=== Material provided ===
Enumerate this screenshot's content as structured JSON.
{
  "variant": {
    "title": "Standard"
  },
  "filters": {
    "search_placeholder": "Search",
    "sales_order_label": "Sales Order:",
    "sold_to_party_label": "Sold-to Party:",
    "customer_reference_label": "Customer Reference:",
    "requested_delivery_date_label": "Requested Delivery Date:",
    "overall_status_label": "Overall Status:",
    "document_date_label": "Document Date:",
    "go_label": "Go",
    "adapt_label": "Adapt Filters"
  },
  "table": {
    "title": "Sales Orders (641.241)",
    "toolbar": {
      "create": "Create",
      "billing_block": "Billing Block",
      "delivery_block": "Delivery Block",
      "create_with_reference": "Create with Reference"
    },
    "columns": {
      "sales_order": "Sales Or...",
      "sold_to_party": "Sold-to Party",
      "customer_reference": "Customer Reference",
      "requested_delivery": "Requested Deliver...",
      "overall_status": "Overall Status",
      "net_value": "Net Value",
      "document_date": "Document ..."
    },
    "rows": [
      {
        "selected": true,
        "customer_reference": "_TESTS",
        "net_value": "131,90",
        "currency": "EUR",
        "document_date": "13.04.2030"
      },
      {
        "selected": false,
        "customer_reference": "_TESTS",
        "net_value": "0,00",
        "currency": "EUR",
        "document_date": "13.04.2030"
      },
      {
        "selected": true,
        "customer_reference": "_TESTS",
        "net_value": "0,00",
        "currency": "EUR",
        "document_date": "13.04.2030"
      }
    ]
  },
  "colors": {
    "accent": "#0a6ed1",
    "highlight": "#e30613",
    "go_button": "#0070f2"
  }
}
===
Repeat every line of the material exactly as given.

Enumerate this screenshot's content as structured JSON.
{
  "variant": {
    "title": "Standard"
  },
  "filters": {
    "search_placeholder": "Search",
    "sales_order_label": "Sales Order:",
    "sold_to_party_label": "Sold-to Party:",
    "customer_reference_label": "Customer Reference:",
    "requested_delivery_date_label": "Requested Delivery Date:",
    "overall_status_label": "Overall Status:",
    "document_date_label": "Document Date:",
    "go_label": "Go",
    "adapt_label": "Adapt Filters"
  },
  "table": {
    "title": "Sales Orders (641.241)",
    "toolbar": {
      "create": "Create",
      "billing_block": "Billing Block",
      "delivery_block": "Delivery Block",
      "create_with_reference": "Create with Reference"
    },
    "columns": {
      "sales_order": "Sales Or...",
      "sold_to_party": "Sold-to Party",
      "customer_reference": "Customer Reference",
      "requested_delivery": "Requested Deliver...",
      "overall_status": "Overall Status",
      "net_value": "Net Value",
      "document_date": "Document ..."
    },
    "rows": [
      {
        "selected": true,
        "customer_reference": "_TESTS",
        "net_value": "131,90",
        "currency": "EUR",
        "document_date": "13.04.2030"
      },
      {
        "selected": false,
        "customer_reference": "_TESTS",
        "net_value": "0,00",
        "currency": "EUR",
        "document_date": "13.04.2030"
      },
      {
        "selected": true,
        "customer_reference": "_TESTS",
        "net_value": "0,00",
        "currency": "EUR",
        "document_date": "13.04.2030"
      }
    ]
  },
  "colors": {
    "accent": "#0a6ed1",
    "highlight": "#e30613",
    "go_button": "#0070f2"
  }
}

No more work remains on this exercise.